--- TASK LIST ---
• A. In the passage about buying a tech product at a store, reproduce the text from "And that is" to "extended warranty plan.", replacing "store" with "shop".
• B. According to the passage about buying a tech product at a store, how long did the sales kid take to put the product in the writer's hands?

--- PASSAGE TO READ ---
How much music or how many movies was I planning to download?

Did I prefer white or black?
The technically savvy among you may groan loudly at my lack of technical finesse, but I just want someone to listen carefully to what my intended use of the product will be, use their vast technical expertise to recommend what I should buy, and stick out their hand to accept my credit card.
And that is exactly what happened at the store. This cute techno sales kid got me the exact product that I wanted, put it in my hands in less than five minutes, rang my sale with a handheld remote credit card processor so that I didn’t have to stand in line to pay for it, and did nothing to hype me into an extended warranty plan.
To top it off, while I was being taken care of in the aisle, my husband and baby son were sitting on comfortable, kid-sized beanbag chairs at a low table and playing educational games on Macintosh computers. My husband was so enchanted by the whole thing that he was ready to buy my son a new Mac right then and there. I had to remind him that our son had just barely started to walk and talk and that perhaps we should wait until he doesn’t try to eat the mouse before buying him a computer.
This is just one example of a retail location that does so many things right, and takes its target customer’s needs into account with its entire sales model, a key part of its brand spirit. They don’t force you to buy, they seduce you into buying.
 

What are the lessons to learn from these examples as you plan your business?
Respect your customer’s style. Even if you are a fifth-degree black belt in Java programming and could slice electrons with your bare fists, save your technobabble for someone who cares. When you see a clueless, pressed-for-time, and credit-card-bearing customer like me walk through your door, become a consultant and help me make an informed purchase without forcing me to listen to information I don’t understand or care about.
Make it easy for the customer to buy from you. Analyze the steps that your customers have to take to purchase a product from you. If you have a Web-based business, how can you make it “1-Click Amazon” simple? For a retail store, how can you be like Apple and avoid the line at the cash register altogether?

--- SOURCE MATERIAL ---
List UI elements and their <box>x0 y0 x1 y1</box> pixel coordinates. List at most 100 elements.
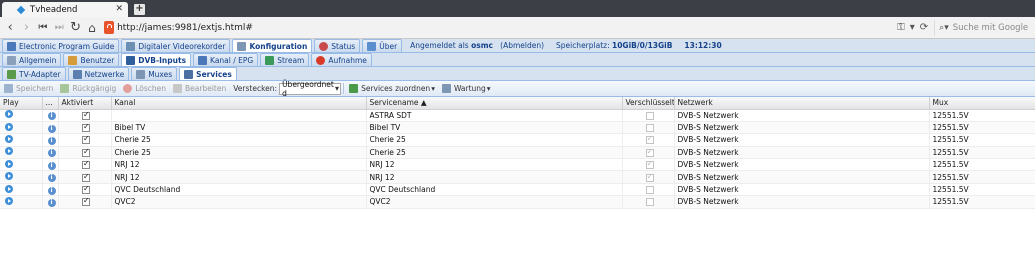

--- REPLIES ---
• A.
And that is exactly what happened at the shop. This cute techno sales kid got me the exact product that I wanted, put it in my hands in less than five minutes, rang my sale with a handheld remote credit card processor so that I didn’t have to stand in line to pay for it, and did nothing to hype me into an extended warranty plan.

• B. Less than five minutes.